───── Records for this exercise ─────

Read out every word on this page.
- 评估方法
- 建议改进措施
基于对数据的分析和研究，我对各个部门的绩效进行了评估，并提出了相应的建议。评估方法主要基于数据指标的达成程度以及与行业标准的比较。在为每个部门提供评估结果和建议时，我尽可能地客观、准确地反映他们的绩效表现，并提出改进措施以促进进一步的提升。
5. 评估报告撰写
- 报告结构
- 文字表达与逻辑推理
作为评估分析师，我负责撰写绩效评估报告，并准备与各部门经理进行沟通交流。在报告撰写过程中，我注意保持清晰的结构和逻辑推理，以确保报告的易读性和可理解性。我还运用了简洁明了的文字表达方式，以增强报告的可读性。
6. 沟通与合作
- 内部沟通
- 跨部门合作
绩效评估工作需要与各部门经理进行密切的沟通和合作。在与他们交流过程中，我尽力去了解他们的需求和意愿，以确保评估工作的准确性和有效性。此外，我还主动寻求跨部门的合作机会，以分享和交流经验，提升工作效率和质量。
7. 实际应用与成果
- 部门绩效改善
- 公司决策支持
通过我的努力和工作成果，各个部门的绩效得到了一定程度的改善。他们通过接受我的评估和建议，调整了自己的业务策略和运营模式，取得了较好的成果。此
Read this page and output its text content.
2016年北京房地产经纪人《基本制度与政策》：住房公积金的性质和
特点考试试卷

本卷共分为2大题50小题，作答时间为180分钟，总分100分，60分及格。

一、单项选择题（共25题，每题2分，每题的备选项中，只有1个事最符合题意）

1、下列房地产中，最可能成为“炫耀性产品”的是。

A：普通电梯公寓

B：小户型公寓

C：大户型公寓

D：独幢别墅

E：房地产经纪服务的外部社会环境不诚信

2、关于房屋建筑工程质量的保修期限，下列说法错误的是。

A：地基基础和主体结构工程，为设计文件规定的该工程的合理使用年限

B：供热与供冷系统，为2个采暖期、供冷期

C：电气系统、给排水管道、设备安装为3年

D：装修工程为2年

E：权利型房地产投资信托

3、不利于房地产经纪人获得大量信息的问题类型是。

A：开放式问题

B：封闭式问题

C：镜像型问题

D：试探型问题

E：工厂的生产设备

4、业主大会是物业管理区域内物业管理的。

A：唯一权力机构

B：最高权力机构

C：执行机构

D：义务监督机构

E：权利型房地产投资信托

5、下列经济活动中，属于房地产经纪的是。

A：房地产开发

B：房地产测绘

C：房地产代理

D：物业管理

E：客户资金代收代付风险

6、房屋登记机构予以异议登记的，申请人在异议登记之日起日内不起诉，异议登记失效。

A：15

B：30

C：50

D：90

─────

Return all of the entries exactly as written.

Read out every word on this page.
- 评估方法
- 建议改进措施
基于对数据的分析和研究，我对各个部门的绩效进行了评估，并提出了相应的建议。评估方法主要基于数据指标的达成程度以及与行业标准的比较。在为每个部门提供评估结果和建议时，我尽可能地客观、准确地反映他们的绩效表现，并提出改进措施以促进进一步的提升。
5. 评估报告撰写
- 报告结构
- 文字表达与逻辑推理
作为评估分析师，我负责撰写绩效评估报告，并准备与各部门经理进行沟通交流。在报告撰写过程中，我注意保持清晰的结构和逻辑推理，以确保报告的易读性和可理解性。我还运用了简洁明了的文字表达方式，以增强报告的可读性。
6. 沟通与合作
- 内部沟通
- 跨部门合作
绩效评估工作需要与各部门经理进行密切的沟通和合作。在与他们交流过程中，我尽力去了解他们的需求和意愿，以确保评估工作的准确性和有效性。此外，我还主动寻求跨部门的合作机会，以分享和交流经验，提升工作效率和质量。
7. 实际应用与成果
- 部门绩效改善
- 公司决策支持
通过我的努力和工作成果，各个部门的绩效得到了一定程度的改善。他们通过接受我的评估和建议，调整了自己的业务策略和运营模式，取得了较好的成果。此
Read this page and output its text content.
2016年北京房地产经纪人《基本制度与政策》：住房公积金的性质和
特点考试试卷

本卷共分为2大题50小题，作答时间为180分钟，总分100分，60分及格。

一、单项选择题（共25题，每题2分，每题的备选项中，只有1个事最符合题意）

1、下列房地产中，最可能成为“炫耀性产品”的是。

A：普通电梯公寓

B：小户型公寓

C：大户型公寓

D：独幢别墅

E：房地产经纪服务的外部社会环境不诚信

2、关于房屋建筑工程质量的保修期限，下列说法错误的是。

A：地基基础和主体结构工程，为设计文件规定的该工程的合理使用年限

B：供热与供冷系统，为2个采暖期、供冷期

C：电气系统、给排水管道、设备安装为3年

D：装修工程为2年

E：权利型房地产投资信托

3、不利于房地产经纪人获得大量信息的问题类型是。

A：开放式问题

B：封闭式问题

C：镜像型问题

D：试探型问题

E：工厂的生产设备

4、业主大会是物业管理区域内物业管理的。

A：唯一权力机构

B：最高权力机构

C：执行机构

D：义务监督机构

E：权利型房地产投资信托

5、下列经济活动中，属于房地产经纪的是。

A：房地产开发

B：房地产测绘

C：房地产代理

D：物业管理

E：客户资金代收代付风险

6、房屋登记机构予以异议登记的，申请人在异议登记之日起日内不起诉，异议登记失效。

A：15

B：30

C：50

D：90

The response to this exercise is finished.